> What is expected
Below is a block of records; repeat each one exactly.

Figure record listings

** Start **

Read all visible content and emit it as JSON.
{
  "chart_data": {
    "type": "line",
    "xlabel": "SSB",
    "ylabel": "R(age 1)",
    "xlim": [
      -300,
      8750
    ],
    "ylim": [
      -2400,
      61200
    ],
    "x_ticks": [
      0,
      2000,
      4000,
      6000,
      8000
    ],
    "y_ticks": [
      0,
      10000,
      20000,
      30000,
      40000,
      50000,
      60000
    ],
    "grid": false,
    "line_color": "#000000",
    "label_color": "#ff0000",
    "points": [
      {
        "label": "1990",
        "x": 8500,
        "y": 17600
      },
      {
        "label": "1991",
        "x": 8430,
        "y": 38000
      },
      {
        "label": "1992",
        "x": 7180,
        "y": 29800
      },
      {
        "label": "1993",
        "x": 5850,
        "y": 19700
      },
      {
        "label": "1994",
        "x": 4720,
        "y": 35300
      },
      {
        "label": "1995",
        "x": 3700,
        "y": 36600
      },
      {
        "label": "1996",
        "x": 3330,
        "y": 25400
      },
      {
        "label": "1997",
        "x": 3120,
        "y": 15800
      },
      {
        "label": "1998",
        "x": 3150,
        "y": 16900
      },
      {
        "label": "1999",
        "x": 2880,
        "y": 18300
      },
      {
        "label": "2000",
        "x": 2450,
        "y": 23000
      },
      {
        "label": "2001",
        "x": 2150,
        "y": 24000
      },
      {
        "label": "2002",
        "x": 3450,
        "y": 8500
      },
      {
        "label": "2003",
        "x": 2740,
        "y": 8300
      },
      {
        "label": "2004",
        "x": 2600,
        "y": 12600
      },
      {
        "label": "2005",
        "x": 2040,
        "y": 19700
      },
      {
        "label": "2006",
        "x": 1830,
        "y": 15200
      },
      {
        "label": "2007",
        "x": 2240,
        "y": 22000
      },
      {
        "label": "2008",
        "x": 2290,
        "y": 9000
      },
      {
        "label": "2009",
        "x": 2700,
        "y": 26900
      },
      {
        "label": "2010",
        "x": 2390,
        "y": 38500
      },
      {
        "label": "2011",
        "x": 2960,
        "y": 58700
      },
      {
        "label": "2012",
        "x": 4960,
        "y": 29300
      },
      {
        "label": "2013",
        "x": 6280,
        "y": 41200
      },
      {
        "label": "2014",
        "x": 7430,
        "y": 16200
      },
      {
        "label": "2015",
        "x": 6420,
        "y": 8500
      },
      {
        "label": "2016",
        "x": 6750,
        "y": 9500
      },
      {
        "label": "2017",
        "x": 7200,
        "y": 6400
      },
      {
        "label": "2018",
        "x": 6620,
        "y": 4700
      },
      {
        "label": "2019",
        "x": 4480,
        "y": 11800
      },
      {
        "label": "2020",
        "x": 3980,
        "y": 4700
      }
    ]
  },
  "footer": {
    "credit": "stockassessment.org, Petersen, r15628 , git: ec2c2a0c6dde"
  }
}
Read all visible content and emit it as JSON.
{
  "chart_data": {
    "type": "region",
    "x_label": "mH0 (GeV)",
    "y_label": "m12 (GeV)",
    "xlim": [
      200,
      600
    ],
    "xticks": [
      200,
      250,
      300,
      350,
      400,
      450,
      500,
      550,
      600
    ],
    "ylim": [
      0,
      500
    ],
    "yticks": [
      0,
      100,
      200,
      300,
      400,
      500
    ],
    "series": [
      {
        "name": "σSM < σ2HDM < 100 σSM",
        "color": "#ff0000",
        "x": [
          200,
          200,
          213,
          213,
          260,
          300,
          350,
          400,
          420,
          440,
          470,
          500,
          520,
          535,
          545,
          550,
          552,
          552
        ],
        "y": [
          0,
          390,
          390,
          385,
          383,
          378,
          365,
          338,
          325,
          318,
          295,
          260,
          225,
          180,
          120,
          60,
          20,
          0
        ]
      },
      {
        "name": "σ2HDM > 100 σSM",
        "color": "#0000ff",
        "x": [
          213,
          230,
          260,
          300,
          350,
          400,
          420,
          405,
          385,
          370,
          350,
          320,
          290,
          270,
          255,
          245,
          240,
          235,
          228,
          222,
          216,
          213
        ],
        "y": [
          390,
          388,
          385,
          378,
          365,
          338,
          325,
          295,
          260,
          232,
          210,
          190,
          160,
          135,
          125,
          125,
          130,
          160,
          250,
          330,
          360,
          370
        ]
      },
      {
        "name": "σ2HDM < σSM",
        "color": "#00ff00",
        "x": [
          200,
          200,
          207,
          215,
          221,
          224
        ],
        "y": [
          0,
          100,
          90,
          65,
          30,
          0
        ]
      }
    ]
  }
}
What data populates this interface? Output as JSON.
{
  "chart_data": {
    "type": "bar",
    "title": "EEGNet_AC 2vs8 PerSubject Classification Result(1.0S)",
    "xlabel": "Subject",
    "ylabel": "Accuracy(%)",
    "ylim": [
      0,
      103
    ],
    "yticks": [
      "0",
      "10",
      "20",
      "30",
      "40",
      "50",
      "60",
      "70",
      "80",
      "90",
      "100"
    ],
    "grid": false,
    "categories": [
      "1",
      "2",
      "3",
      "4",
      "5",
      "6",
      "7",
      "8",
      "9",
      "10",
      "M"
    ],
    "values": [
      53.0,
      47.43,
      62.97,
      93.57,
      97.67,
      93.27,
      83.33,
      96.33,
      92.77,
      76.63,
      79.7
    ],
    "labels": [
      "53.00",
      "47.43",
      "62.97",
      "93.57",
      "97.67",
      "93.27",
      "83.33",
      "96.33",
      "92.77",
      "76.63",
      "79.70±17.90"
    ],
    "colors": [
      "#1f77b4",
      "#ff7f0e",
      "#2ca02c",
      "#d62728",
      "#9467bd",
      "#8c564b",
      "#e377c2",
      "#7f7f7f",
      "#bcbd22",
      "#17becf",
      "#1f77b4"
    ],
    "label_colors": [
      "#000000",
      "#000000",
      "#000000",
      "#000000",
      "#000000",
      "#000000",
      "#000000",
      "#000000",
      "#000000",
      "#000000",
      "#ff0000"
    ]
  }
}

** End **

> Result below
Read all visible content and emit it as JSON.
{
  "chart_data": {
    "type": "line",
    "xlabel": "SSB",
    "ylabel": "R(age 1)",
    "xlim": [
      -300,
      8750
    ],
    "ylim": [
      -2400,
      61200
    ],
    "x_ticks": [
      0,
      2000,
      4000,
      6000,
      8000
    ],
    "y_ticks": [
      0,
      10000,
      20000,
      30000,
      40000,
      50000,
      60000
    ],
    "grid": false,
    "line_color": "#000000",
    "label_color": "#ff0000",
    "points": [
      {
        "label": "1990",
        "x": 8500,
        "y": 17600
      },
      {
        "label": "1991",
        "x": 8430,
        "y": 38000
      },
      {
        "label": "1992",
        "x": 7180,
        "y": 29800
      },
      {
        "label": "1993",
        "x": 5850,
        "y": 19700
      },
      {
        "label": "1994",
        "x": 4720,
        "y": 35300
      },
      {
        "label": "1995",
        "x": 3700,
        "y": 36600
      },
      {
        "label": "1996",
        "x": 3330,
        "y": 25400
      },
      {
        "label": "1997",
        "x": 3120,
        "y": 15800
      },
      {
        "label": "1998",
        "x": 3150,
        "y": 16900
      },
      {
        "label": "1999",
        "x": 2880,
        "y": 18300
      },
      {
        "label": "2000",
        "x": 2450,
        "y": 23000
      },
      {
        "label": "2001",
        "x": 2150,
        "y": 24000
      },
      {
        "label": "2002",
        "x": 3450,
        "y": 8500
      },
      {
        "label": "2003",
        "x": 2740,
        "y": 8300
      },
      {
        "label": "2004",
        "x": 2600,
        "y": 12600
      },
      {
        "label": "2005",
        "x": 2040,
        "y": 19700
      },
      {
        "label": "2006",
        "x": 1830,
        "y": 15200
      },
      {
        "label": "2007",
        "x": 2240,
        "y": 22000
      },
      {
        "label": "2008",
        "x": 2290,
        "y": 9000
      },
      {
        "label": "2009",
        "x": 2700,
        "y": 26900
      },
      {
        "label": "2010",
        "x": 2390,
        "y": 38500
      },
      {
        "label": "2011",
        "x": 2960,
        "y": 58700
      },
      {
        "label": "2012",
        "x": 4960,
        "y": 29300
      },
      {
        "label": "2013",
        "x": 6280,
        "y": 41200
      },
      {
        "label": "2014",
        "x": 7430,
        "y": 16200
      },
      {
        "label": "2015",
        "x": 6420,
        "y": 8500
      },
      {
        "label": "2016",
        "x": 6750,
        "y": 9500
      },
      {
        "label": "2017",
        "x": 7200,
        "y": 6400
      },
      {
        "label": "2018",
        "x": 6620,
        "y": 4700
      },
      {
        "label": "2019",
        "x": 4480,
        "y": 11800
      },
      {
        "label": "2020",
        "x": 3980,
        "y": 4700
      }
    ]
  },
  "footer": {
    "credit": "stockassessment.org, Petersen, r15628 , git: ec2c2a0c6dde"
  }
}
Read all visible content and emit it as JSON.
{
  "chart_data": {
    "type": "region",
    "x_label": "mH0 (GeV)",
    "y_label": "m12 (GeV)",
    "xlim": [
      200,
      600
    ],
    "xticks": [
      200,
      250,
      300,
      350,
      400,
      450,
      500,
      550,
      600
    ],
    "ylim": [
      0,
      500
    ],
    "yticks": [
      0,
      100,
      200,
      300,
      400,
      500
    ],
    "series": [
      {
        "name": "σSM < σ2HDM < 100 σSM",
        "color": "#ff0000",
        "x": [
          200,
          200,
          213,
          213,
          260,
          300,
          350,
          400,
          420,
          440,
          470,
          500,
          520,
          535,
          545,
          550,
          552,
          552
        ],
        "y": [
          0,
          390,
          390,
          385,
          383,
          378,
          365,
          338,
          325,
          318,
          295,
          260,
          225,
          180,
          120,
          60,
          20,
          0
        ]
      },
      {
        "name": "σ2HDM > 100 σSM",
        "color": "#0000ff",
        "x": [
          213,
          230,
          260,
          300,
          350,
          400,
          420,
          405,
          385,
          370,
          350,
          320,
          290,
          270,
          255,
          245,
          240,
          235,
          228,
          222,
          216,
          213
        ],
        "y": [
          390,
          388,
          385,
          378,
          365,
          338,
          325,
          295,
          260,
          232,
          210,
          190,
          160,
          135,
          125,
          125,
          130,
          160,
          250,
          330,
          360,
          370
        ]
      },
      {
        "name": "σ2HDM < σSM",
        "color": "#00ff00",
        "x": [
          200,
          200,
          207,
          215,
          221,
          224
        ],
        "y": [
          0,
          100,
          90,
          65,
          30,
          0
        ]
      }
    ]
  }
}
What data populates this interface? Output as JSON.
{
  "chart_data": {
    "type": "bar",
    "title": "EEGNet_AC 2vs8 PerSubject Classification Result(1.0S)",
    "xlabel": "Subject",
    "ylabel": "Accuracy(%)",
    "ylim": [
      0,
      103
    ],
    "yticks": [
      "0",
      "10",
      "20",
      "30",
      "40",
      "50",
      "60",
      "70",
      "80",
      "90",
      "100"
    ],
    "grid": false,
    "categories": [
      "1",
      "2",
      "3",
      "4",
      "5",
      "6",
      "7",
      "8",
      "9",
      "10",
      "M"
    ],
    "values": [
      53.0,
      47.43,
      62.97,
      93.57,
      97.67,
      93.27,
      83.33,
      96.33,
      92.77,
      76.63,
      79.7
    ],
    "labels": [
      "53.00",
      "47.43",
      "62.97",
      "93.57",
      "97.67",
      "93.27",
      "83.33",
      "96.33",
      "92.77",
      "76.63",
      "79.70±17.90"
    ],
    "colors": [
      "#1f77b4",
      "#ff7f0e",
      "#2ca02c",
      "#d62728",
      "#9467bd",
      "#8c564b",
      "#e377c2",
      "#7f7f7f",
      "#bcbd22",
      "#17becf",
      "#1f77b4"
    ],
    "label_colors": [
      "#000000",
      "#000000",
      "#000000",
      "#000000",
      "#000000",
      "#000000",
      "#000000",
      "#000000",
      "#000000",
      "#000000",
      "#ff0000"
    ]
  }
}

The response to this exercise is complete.